▸ **Task details**
From the listing below, extract every line containing "ergibt".

** START OF Exercise data **

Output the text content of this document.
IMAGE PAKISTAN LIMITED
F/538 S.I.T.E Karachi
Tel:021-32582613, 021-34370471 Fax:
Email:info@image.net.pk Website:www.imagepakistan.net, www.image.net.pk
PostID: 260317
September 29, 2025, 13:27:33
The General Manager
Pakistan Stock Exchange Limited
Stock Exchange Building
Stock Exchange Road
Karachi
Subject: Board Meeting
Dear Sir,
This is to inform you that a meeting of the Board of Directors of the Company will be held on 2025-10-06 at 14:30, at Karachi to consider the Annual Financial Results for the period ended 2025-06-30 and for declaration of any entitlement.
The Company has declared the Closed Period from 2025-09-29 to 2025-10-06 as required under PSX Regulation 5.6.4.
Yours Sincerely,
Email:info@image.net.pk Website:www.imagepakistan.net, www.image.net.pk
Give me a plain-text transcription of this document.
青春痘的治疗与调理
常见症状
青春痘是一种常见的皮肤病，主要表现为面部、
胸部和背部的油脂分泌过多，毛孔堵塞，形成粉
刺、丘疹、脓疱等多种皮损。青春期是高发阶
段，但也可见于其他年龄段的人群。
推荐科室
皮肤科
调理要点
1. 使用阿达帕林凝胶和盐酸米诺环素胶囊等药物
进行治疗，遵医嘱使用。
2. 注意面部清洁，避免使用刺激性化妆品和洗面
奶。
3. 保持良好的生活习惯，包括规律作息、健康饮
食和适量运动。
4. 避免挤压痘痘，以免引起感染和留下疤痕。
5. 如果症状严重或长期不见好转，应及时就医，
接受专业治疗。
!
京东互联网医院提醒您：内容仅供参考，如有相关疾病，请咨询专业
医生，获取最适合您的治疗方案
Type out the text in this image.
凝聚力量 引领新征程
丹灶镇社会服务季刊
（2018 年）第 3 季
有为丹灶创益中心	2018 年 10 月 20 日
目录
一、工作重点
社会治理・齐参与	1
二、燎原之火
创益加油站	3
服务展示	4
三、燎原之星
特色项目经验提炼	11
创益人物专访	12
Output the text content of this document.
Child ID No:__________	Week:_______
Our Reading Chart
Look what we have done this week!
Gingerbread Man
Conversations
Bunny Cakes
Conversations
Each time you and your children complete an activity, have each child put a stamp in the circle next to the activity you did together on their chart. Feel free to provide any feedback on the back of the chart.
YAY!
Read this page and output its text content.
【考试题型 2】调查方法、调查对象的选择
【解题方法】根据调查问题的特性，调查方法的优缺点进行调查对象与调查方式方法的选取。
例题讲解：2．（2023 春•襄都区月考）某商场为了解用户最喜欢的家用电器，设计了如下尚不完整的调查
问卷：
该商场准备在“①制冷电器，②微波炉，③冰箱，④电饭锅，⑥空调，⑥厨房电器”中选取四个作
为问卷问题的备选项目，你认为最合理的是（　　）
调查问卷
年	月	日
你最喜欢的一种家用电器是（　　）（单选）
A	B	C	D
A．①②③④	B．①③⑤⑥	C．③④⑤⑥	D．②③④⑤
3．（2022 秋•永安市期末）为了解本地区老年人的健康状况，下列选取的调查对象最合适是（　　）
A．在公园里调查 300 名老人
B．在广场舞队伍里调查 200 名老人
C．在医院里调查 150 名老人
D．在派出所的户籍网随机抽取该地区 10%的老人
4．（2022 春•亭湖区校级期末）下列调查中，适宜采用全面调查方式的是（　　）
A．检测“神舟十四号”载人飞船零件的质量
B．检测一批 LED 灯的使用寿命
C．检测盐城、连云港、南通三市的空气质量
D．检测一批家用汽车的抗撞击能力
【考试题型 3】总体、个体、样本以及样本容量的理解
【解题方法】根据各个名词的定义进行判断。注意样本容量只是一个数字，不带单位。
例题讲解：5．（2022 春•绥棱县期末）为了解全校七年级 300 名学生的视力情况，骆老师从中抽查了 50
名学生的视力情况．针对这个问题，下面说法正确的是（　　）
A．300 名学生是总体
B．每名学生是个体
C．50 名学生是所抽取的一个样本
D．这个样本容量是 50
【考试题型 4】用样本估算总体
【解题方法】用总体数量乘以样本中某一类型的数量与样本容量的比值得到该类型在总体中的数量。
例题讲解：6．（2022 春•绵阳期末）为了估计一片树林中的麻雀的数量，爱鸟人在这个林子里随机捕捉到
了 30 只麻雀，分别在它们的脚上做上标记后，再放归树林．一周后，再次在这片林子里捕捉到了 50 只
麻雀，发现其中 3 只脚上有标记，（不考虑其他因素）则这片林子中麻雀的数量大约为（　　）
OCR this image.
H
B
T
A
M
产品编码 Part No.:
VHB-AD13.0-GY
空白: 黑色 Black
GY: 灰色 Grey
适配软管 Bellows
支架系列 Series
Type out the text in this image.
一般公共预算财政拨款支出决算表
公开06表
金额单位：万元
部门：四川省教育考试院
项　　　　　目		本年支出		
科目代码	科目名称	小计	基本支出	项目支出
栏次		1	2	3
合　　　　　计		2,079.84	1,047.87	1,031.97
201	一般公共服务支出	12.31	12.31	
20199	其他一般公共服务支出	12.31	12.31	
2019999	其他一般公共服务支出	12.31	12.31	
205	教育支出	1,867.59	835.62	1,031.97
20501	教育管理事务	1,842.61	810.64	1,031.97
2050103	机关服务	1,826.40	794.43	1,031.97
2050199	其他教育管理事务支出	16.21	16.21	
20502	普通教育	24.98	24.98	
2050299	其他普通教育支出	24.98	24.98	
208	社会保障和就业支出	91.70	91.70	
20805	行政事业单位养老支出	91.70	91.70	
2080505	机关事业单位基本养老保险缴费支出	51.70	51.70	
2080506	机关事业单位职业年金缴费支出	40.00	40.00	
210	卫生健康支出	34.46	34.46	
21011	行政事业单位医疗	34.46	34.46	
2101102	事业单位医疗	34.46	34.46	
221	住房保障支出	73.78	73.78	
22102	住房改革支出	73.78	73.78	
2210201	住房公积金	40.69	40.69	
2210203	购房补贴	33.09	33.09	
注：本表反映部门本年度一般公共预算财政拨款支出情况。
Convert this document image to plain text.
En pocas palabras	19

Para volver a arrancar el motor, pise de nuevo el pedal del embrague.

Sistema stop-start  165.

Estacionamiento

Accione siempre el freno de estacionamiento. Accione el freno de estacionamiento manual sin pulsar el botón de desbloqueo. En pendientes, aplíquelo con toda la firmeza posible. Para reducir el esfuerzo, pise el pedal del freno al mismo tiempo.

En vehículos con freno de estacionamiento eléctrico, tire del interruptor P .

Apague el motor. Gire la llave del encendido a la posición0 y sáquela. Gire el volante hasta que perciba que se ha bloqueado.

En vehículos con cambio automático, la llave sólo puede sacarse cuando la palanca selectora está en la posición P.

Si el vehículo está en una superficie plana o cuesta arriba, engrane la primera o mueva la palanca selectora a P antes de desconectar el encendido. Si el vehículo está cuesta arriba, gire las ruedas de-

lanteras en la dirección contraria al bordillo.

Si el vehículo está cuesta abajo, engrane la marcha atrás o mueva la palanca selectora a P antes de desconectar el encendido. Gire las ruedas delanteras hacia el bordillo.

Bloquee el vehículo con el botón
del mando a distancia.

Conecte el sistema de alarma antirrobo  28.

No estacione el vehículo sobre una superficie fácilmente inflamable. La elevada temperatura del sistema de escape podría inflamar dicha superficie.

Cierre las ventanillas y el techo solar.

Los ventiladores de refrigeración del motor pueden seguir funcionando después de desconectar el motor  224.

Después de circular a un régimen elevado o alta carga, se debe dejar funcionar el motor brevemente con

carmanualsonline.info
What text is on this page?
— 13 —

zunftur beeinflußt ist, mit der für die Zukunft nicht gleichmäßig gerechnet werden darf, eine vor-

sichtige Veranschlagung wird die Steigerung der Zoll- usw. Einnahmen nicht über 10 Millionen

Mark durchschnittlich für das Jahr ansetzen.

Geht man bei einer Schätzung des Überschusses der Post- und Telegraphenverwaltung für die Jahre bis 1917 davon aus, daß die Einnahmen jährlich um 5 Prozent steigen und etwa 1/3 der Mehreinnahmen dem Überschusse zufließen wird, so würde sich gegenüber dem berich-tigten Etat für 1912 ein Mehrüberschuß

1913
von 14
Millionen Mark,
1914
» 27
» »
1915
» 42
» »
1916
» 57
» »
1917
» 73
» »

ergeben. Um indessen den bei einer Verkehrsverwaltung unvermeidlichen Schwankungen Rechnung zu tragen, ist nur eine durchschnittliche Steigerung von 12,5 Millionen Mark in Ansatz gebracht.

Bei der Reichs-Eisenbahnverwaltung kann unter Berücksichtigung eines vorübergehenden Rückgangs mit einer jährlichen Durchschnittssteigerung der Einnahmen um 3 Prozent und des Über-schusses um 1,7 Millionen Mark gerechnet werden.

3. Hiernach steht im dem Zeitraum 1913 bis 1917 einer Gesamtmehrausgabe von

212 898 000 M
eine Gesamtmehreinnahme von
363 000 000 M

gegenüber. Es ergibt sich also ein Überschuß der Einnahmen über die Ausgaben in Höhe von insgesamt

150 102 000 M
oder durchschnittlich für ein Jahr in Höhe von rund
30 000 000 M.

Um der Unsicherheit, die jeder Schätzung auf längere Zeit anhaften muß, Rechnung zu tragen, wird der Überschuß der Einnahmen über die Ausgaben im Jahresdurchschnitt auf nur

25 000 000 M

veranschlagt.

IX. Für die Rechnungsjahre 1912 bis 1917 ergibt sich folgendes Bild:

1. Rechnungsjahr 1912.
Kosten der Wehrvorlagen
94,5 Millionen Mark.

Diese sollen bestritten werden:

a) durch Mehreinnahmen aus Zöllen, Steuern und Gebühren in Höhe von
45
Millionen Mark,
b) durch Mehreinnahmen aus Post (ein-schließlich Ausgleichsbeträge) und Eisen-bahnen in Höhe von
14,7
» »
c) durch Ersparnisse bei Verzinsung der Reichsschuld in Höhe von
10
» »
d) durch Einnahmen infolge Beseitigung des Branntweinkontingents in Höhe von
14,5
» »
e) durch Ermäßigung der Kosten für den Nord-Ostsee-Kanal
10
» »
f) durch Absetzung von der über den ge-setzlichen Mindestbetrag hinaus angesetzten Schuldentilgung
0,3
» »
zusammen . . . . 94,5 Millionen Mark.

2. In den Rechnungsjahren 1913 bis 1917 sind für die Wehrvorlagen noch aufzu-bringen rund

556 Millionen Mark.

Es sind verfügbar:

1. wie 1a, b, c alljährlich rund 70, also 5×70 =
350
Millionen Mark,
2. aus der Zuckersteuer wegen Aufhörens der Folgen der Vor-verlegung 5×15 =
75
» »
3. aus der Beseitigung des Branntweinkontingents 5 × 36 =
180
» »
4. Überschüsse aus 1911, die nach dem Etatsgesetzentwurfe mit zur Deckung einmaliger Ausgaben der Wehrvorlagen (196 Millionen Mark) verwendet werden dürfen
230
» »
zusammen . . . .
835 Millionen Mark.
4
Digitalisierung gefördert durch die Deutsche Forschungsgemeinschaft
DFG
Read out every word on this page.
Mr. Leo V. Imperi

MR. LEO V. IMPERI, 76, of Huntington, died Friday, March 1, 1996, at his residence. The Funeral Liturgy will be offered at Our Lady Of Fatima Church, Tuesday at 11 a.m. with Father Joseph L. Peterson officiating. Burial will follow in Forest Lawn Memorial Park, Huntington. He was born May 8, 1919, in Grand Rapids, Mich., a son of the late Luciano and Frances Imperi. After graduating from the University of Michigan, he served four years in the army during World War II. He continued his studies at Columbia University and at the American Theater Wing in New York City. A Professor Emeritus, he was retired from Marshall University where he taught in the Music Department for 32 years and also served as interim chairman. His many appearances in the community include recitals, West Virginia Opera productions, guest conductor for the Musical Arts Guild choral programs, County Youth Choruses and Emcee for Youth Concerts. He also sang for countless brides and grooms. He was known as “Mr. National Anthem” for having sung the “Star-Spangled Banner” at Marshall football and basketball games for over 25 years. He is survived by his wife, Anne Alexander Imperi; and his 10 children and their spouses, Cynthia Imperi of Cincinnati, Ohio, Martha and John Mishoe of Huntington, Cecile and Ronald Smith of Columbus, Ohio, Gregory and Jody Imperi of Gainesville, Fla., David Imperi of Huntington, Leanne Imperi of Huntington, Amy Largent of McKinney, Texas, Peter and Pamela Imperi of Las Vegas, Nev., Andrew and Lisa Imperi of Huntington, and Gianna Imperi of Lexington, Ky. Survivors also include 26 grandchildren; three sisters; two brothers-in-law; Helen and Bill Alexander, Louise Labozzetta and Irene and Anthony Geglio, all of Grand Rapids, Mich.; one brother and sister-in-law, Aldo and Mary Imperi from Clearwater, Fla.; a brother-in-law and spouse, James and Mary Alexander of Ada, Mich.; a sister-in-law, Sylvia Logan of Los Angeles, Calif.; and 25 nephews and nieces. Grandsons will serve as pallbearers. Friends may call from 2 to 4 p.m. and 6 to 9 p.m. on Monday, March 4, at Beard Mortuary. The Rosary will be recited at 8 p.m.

** END OF Exercise data **

▸ **The result**
gegenüber. Es ergibt sich also ein Überschuß der Einnahmen über die Ausgaben in Höhe von insgesamt
IX. Für die Rechnungsjahre 1912 bis 1917 ergibt sich folgendes Bild:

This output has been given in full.